-- START OF The input --

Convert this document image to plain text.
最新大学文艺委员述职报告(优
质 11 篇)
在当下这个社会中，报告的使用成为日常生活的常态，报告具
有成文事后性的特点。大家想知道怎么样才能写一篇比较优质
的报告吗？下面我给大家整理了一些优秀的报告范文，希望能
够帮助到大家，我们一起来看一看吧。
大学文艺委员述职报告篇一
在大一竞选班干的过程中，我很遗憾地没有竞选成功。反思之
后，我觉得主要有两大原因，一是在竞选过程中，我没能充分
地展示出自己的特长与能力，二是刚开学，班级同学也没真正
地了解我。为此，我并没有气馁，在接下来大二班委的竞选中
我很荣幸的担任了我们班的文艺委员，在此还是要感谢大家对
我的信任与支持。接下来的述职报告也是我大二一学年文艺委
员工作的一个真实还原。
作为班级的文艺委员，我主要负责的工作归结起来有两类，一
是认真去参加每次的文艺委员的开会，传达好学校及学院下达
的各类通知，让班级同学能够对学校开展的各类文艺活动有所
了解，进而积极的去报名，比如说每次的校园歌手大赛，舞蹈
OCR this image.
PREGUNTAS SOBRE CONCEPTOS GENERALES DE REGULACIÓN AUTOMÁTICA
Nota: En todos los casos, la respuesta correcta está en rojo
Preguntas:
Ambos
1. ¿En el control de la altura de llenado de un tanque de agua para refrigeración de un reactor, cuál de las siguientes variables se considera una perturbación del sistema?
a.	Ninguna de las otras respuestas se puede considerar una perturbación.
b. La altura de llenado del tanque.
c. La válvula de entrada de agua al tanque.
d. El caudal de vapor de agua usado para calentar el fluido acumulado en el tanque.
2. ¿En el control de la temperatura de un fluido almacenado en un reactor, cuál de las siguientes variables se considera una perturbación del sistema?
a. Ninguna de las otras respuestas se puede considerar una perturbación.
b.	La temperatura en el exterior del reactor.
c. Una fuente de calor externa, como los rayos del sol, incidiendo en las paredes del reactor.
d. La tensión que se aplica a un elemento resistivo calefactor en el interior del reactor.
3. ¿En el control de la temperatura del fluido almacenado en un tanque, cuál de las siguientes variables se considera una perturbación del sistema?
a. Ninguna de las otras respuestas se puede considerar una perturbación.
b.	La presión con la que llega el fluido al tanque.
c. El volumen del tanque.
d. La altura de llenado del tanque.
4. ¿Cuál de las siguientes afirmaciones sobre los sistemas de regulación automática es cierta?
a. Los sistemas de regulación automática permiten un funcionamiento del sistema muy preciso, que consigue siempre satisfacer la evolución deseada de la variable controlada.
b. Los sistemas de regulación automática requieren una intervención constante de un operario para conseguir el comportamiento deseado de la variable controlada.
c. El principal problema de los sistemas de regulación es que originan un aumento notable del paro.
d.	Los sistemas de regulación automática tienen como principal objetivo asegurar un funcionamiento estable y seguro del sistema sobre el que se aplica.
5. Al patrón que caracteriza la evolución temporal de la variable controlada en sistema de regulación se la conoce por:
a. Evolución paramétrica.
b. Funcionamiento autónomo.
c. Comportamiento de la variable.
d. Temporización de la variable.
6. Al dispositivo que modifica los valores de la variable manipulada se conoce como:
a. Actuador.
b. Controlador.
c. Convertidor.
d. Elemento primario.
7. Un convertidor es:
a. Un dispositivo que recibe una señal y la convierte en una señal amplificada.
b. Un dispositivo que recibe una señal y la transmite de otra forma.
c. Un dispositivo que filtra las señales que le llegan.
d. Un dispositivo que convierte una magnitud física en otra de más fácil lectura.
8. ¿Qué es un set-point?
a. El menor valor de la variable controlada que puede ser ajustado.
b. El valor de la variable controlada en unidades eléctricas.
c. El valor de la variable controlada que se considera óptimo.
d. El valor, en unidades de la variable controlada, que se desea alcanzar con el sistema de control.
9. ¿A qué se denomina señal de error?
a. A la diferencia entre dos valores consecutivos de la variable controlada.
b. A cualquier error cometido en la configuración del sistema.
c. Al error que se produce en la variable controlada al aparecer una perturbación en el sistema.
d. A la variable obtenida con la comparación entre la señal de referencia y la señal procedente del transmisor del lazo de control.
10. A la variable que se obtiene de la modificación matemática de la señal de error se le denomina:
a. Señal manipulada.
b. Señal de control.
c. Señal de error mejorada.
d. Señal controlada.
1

-- END OF The input --

◆ What is required:
Copy out the whole listing exactly.

◆ Response:
Convert this document image to plain text.
最新大学文艺委员述职报告(优
质 11 篇)
在当下这个社会中，报告的使用成为日常生活的常态，报告具
有成文事后性的特点。大家想知道怎么样才能写一篇比较优质
的报告吗？下面我给大家整理了一些优秀的报告范文，希望能
够帮助到大家，我们一起来看一看吧。
大学文艺委员述职报告篇一
在大一竞选班干的过程中，我很遗憾地没有竞选成功。反思之
后，我觉得主要有两大原因，一是在竞选过程中，我没能充分
地展示出自己的特长与能力，二是刚开学，班级同学也没真正
地了解我。为此，我并没有气馁，在接下来大二班委的竞选中
我很荣幸的担任了我们班的文艺委员，在此还是要感谢大家对
我的信任与支持。接下来的述职报告也是我大二一学年文艺委
员工作的一个真实还原。
作为班级的文艺委员，我主要负责的工作归结起来有两类，一
是认真去参加每次的文艺委员的开会，传达好学校及学院下达
的各类通知，让班级同学能够对学校开展的各类文艺活动有所
了解，进而积极的去报名，比如说每次的校园歌手大赛，舞蹈
OCR this image.
PREGUNTAS SOBRE CONCEPTOS GENERALES DE REGULACIÓN AUTOMÁTICA
Nota: En todos los casos, la respuesta correcta está en rojo
Preguntas:
Ambos
1. ¿En el control de la altura de llenado de un tanque de agua para refrigeración de un reactor, cuál de las siguientes variables se considera una perturbación del sistema?
a.	Ninguna de las otras respuestas se puede considerar una perturbación.
b. La altura de llenado del tanque.
c. La válvula de entrada de agua al tanque.
d. El caudal de vapor de agua usado para calentar el fluido acumulado en el tanque.
2. ¿En el control de la temperatura de un fluido almacenado en un reactor, cuál de las siguientes variables se considera una perturbación del sistema?
a. Ninguna de las otras respuestas se puede considerar una perturbación.
b.	La temperatura en el exterior del reactor.
c. Una fuente de calor externa, como los rayos del sol, incidiendo en las paredes del reactor.
d. La tensión que se aplica a un elemento resistivo calefactor en el interior del reactor.
3. ¿En el control de la temperatura del fluido almacenado en un tanque, cuál de las siguientes variables se considera una perturbación del sistema?
a. Ninguna de las otras respuestas se puede considerar una perturbación.
b.	La presión con la que llega el fluido al tanque.
c. El volumen del tanque.
d. La altura de llenado del tanque.
4. ¿Cuál de las siguientes afirmaciones sobre los sistemas de regulación automática es cierta?
a. Los sistemas de regulación automática permiten un funcionamiento del sistema muy preciso, que consigue siempre satisfacer la evolución deseada de la variable controlada.
b. Los sistemas de regulación automática requieren una intervención constante de un operario para conseguir el comportamiento deseado de la variable controlada.
c. El principal problema de los sistemas de regulación es que originan un aumento notable del paro.
d.	Los sistemas de regulación automática tienen como principal objetivo asegurar un funcionamiento estable y seguro del sistema sobre el que se aplica.
5. Al patrón que caracteriza la evolución temporal de la variable controlada en sistema de regulación se la conoce por:
a. Evolución paramétrica.
b. Funcionamiento autónomo.
c. Comportamiento de la variable.
d. Temporización de la variable.
6. Al dispositivo que modifica los valores de la variable manipulada se conoce como:
a. Actuador.
b. Controlador.
c. Convertidor.
d. Elemento primario.
7. Un convertidor es:
a. Un dispositivo que recibe una señal y la convierte en una señal amplificada.
b. Un dispositivo que recibe una señal y la transmite de otra forma.
c. Un dispositivo que filtra las señales que le llegan.
d. Un dispositivo que convierte una magnitud física en otra de más fácil lectura.
8. ¿Qué es un set-point?
a. El menor valor de la variable controlada que puede ser ajustado.
b. El valor de la variable controlada en unidades eléctricas.
c. El valor de la variable controlada que se considera óptimo.
d. El valor, en unidades de la variable controlada, que se desea alcanzar con el sistema de control.
9. ¿A qué se denomina señal de error?
a. A la diferencia entre dos valores consecutivos de la variable controlada.
b. A cualquier error cometido en la configuración del sistema.
c. Al error que se produce en la variable controlada al aparecer una perturbación en el sistema.
d. A la variable obtenida con la comparación entre la señal de referencia y la señal procedente del transmisor del lazo de control.
10. A la variable que se obtiene de la modificación matemática de la señal de error se le denomina:
a. Señal manipulada.
b. Señal de control.
c. Señal de error mejorada.
d. Señal controlada.
1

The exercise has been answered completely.